• [The request]:
Retype the complete listing exactly as it appears.

— start of Data supplied —

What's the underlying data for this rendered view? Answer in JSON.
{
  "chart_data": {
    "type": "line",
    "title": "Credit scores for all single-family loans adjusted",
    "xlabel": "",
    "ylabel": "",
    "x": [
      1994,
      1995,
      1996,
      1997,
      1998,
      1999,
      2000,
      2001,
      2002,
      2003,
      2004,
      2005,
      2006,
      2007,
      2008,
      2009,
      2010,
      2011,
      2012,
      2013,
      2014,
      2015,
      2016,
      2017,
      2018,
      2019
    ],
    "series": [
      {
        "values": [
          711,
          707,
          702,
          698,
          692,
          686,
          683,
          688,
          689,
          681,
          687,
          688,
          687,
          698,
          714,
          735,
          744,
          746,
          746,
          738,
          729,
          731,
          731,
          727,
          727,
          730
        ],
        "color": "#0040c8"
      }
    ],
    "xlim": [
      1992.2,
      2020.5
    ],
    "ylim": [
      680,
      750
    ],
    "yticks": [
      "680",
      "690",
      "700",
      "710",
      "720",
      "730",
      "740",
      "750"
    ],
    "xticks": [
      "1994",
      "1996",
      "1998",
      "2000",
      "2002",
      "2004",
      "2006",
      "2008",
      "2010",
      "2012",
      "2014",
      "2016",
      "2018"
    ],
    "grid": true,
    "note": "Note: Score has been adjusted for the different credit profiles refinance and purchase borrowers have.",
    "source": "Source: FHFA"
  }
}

— end of Data supplied —

• [Answer to this task]:
What's the underlying data for this rendered view? Answer in JSON.
{
  "chart_data": {
    "type": "line",
    "title": "Credit scores for all single-family loans adjusted",
    "xlabel": "",
    "ylabel": "",
    "x": [
      1994,
      1995,
      1996,
      1997,
      1998,
      1999,
      2000,
      2001,
      2002,
      2003,
      2004,
      2005,
      2006,
      2007,
      2008,
      2009,
      2010,
      2011,
      2012,
      2013,
      2014,
      2015,
      2016,
      2017,
      2018,
      2019
    ],
    "series": [
      {
        "values": [
          711,
          707,
          702,
          698,
          692,
          686,
          683,
          688,
          689,
          681,
          687,
          688,
          687,
          698,
          714,
          735,
          744,
          746,
          746,
          738,
          729,
          731,
          731,
          727,
          727,
          730
        ],
        "color": "#0040c8"
      }
    ],
    "xlim": [
      1992.2,
      2020.5
    ],
    "ylim": [
      680,
      750
    ],
    "yticks": [
      "680",
      "690",
      "700",
      "710",
      "720",
      "730",
      "740",
      "750"
    ],
    "xticks": [
      "1994",
      "1996",
      "1998",
      "2000",
      "2002",
      "2004",
      "2006",
      "2008",
      "2010",
      "2012",
      "2014",
      "2016",
      "2018"
    ],
    "grid": true,
    "note": "Note: Score has been adjusted for the different credit profiles refinance and purchase borrowers have.",
    "source": "Source: FHFA"
  }
}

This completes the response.